— LISTED ENTRIES —
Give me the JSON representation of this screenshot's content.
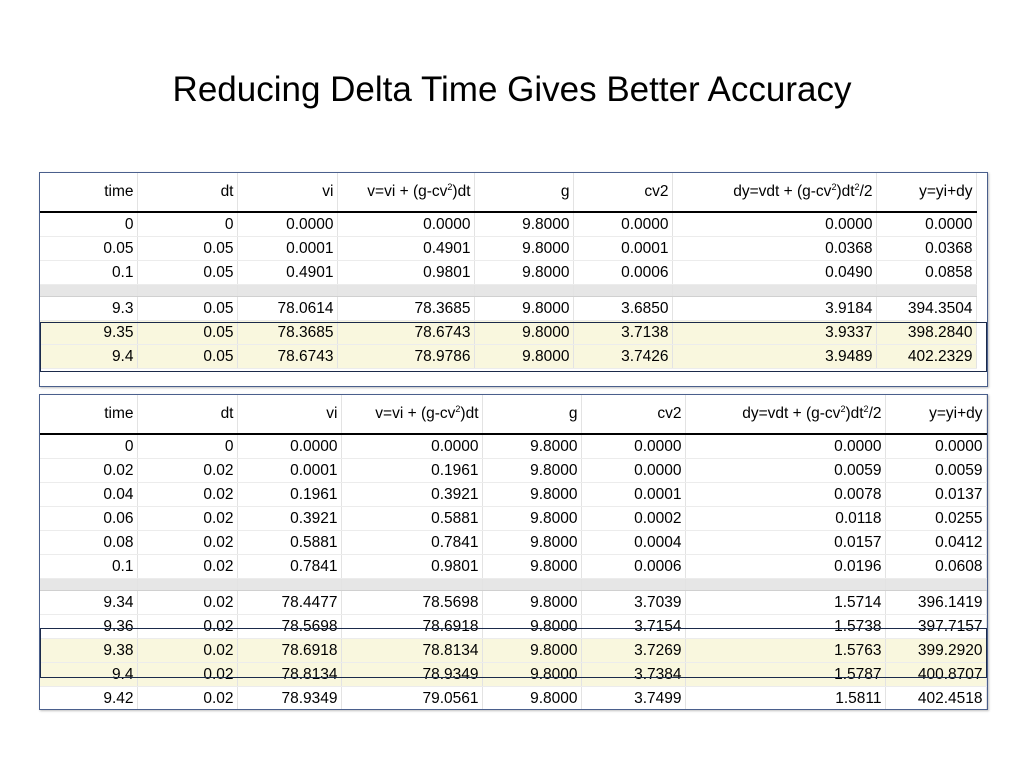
{
  "title": "Reducing Delta Time Gives Better Accuracy",
  "headers": {
    "time": "time",
    "dt": "dt",
    "vi": "vi",
    "v_pre": "v=vi + (g-cv",
    "v_sup": "2",
    "v_post": ")dt",
    "g": "g",
    "cv2": "cv2",
    "dy_pre": "dy=vdt + (g-cv",
    "dy_sup1": "2",
    "dy_mid": ")dt",
    "dy_sup2": "2",
    "dy_post": "/2",
    "y": "y=yi+dy"
  },
  "table1": {
    "top_rows": [
      [
        "0",
        "0",
        "0.0000",
        "0.0000",
        "9.8000",
        "0.0000",
        "0.0000",
        "0.0000"
      ],
      [
        "0.05",
        "0.05",
        "0.0001",
        "0.4901",
        "9.8000",
        "0.0001",
        "0.0368",
        "0.0368"
      ],
      [
        "0.1",
        "0.05",
        "0.4901",
        "0.9801",
        "9.8000",
        "0.0006",
        "0.0490",
        "0.0858"
      ]
    ],
    "bottom_rows": [
      [
        "9.3",
        "0.05",
        "78.0614",
        "78.3685",
        "9.8000",
        "3.6850",
        "3.9184",
        "394.3504"
      ],
      [
        "9.35",
        "0.05",
        "78.3685",
        "78.6743",
        "9.8000",
        "3.7138",
        "3.9337",
        "398.2840"
      ],
      [
        "9.4",
        "0.05",
        "78.6743",
        "78.9786",
        "9.8000",
        "3.7426",
        "3.9489",
        "402.2329"
      ]
    ]
  },
  "table2": {
    "top_rows": [
      [
        "0",
        "0",
        "0.0000",
        "0.0000",
        "9.8000",
        "0.0000",
        "0.0000",
        "0.0000"
      ],
      [
        "0.02",
        "0.02",
        "0.0001",
        "0.1961",
        "9.8000",
        "0.0000",
        "0.0059",
        "0.0059"
      ],
      [
        "0.04",
        "0.02",
        "0.1961",
        "0.3921",
        "9.8000",
        "0.0001",
        "0.0078",
        "0.0137"
      ],
      [
        "0.06",
        "0.02",
        "0.3921",
        "0.5881",
        "9.8000",
        "0.0002",
        "0.0118",
        "0.0255"
      ],
      [
        "0.08",
        "0.02",
        "0.5881",
        "0.7841",
        "9.8000",
        "0.0004",
        "0.0157",
        "0.0412"
      ],
      [
        "0.1",
        "0.02",
        "0.7841",
        "0.9801",
        "9.8000",
        "0.0006",
        "0.0196",
        "0.0608"
      ]
    ],
    "bottom_rows": [
      [
        "9.34",
        "0.02",
        "78.4477",
        "78.5698",
        "9.8000",
        "3.7039",
        "1.5714",
        "396.1419"
      ],
      [
        "9.36",
        "0.02",
        "78.5698",
        "78.6918",
        "9.8000",
        "3.7154",
        "1.5738",
        "397.7157"
      ],
      [
        "9.38",
        "0.02",
        "78.6918",
        "78.8134",
        "9.8000",
        "3.7269",
        "1.5763",
        "399.2920"
      ],
      [
        "9.4",
        "0.02",
        "78.8134",
        "78.9349",
        "9.8000",
        "3.7384",
        "1.5787",
        "400.8707"
      ],
      [
        "9.42",
        "0.02",
        "78.9349",
        "79.0561",
        "9.8000",
        "3.7499",
        "1.5811",
        "402.4518"
      ]
    ]
  },
  "colors": {
    "highlight_fill": "#f9f7de",
    "highlight_border": "#1b2a4a",
    "gap_fill": "#e6e6e6",
    "sheet_border": "#4a5f8c"
  }
}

— YOUR INSTRUCTIONS —
Quote the data exactly, leaving every image out of the copy.

— THE RESPONSE —
Give me the JSON representation of this screenshot's content.
{
  "title": "Reducing Delta Time Gives Better Accuracy",
  "headers": {
    "time": "time",
    "dt": "dt",
    "vi": "vi",
    "v_pre": "v=vi + (g-cv",
    "v_sup": "2",
    "v_post": ")dt",
    "g": "g",
    "cv2": "cv2",
    "dy_pre": "dy=vdt + (g-cv",
    "dy_sup1": "2",
    "dy_mid": ")dt",
    "dy_sup2": "2",
    "dy_post": "/2",
    "y": "y=yi+dy"
  },
  "table1": {
    "top_rows": [
      [
        "0",
        "0",
        "0.0000",
        "0.0000",
        "9.8000",
        "0.0000",
        "0.0000",
        "0.0000"
      ],
      [
        "0.05",
        "0.05",
        "0.0001",
        "0.4901",
        "9.8000",
        "0.0001",
        "0.0368",
        "0.0368"
      ],
      [
        "0.1",
        "0.05",
        "0.4901",
        "0.9801",
        "9.8000",
        "0.0006",
        "0.0490",
        "0.0858"
      ]
    ],
    "bottom_rows": [
      [
        "9.3",
        "0.05",
        "78.0614",
        "78.3685",
        "9.8000",
        "3.6850",
        "3.9184",
        "394.3504"
      ],
      [
        "9.35",
        "0.05",
        "78.3685",
        "78.6743",
        "9.8000",
        "3.7138",
        "3.9337",
        "398.2840"
      ],
      [
        "9.4",
        "0.05",
        "78.6743",
        "78.9786",
        "9.8000",
        "3.7426",
        "3.9489",
        "402.2329"
      ]
    ]
  },
  "table2": {
    "top_rows": [
      [
        "0",
        "0",
        "0.0000",
        "0.0000",
        "9.8000",
        "0.0000",
        "0.0000",
        "0.0000"
      ],
      [
        "0.02",
        "0.02",
        "0.0001",
        "0.1961",
        "9.8000",
        "0.0000",
        "0.0059",
        "0.0059"
      ],
      [
        "0.04",
        "0.02",
        "0.1961",
        "0.3921",
        "9.8000",
        "0.0001",
        "0.0078",
        "0.0137"
      ],
      [
        "0.06",
        "0.02",
        "0.3921",
        "0.5881",
        "9.8000",
        "0.0002",
        "0.0118",
        "0.0255"
      ],
      [
        "0.08",
        "0.02",
        "0.5881",
        "0.7841",
        "9.8000",
        "0.0004",
        "0.0157",
        "0.0412"
      ],
      [
        "0.1",
        "0.02",
        "0.7841",
        "0.9801",
        "9.8000",
        "0.0006",
        "0.0196",
        "0.0608"
      ]
    ],
    "bottom_rows": [
      [
        "9.34",
        "0.02",
        "78.4477",
        "78.5698",
        "9.8000",
        "3.7039",
        "1.5714",
        "396.1419"
      ],
      [
        "9.36",
        "0.02",
        "78.5698",
        "78.6918",
        "9.8000",
        "3.7154",
        "1.5738",
        "397.7157"
      ],
      [
        "9.38",
        "0.02",
        "78.6918",
        "78.8134",
        "9.8000",
        "3.7269",
        "1.5763",
        "399.2920"
      ],
      [
        "9.4",
        "0.02",
        "78.8134",
        "78.9349",
        "9.8000",
        "3.7384",
        "1.5787",
        "400.8707"
      ],
      [
        "9.42",
        "0.02",
        "78.9349",
        "79.0561",
        "9.8000",
        "3.7499",
        "1.5811",
        "402.4518"
      ]
    ]
  },
  "colors": {
    "highlight_fill": "#f9f7de",
    "highlight_border": "#1b2a4a",
    "gap_fill": "#e6e6e6",
    "sheet_border": "#4a5f8c"
  }
}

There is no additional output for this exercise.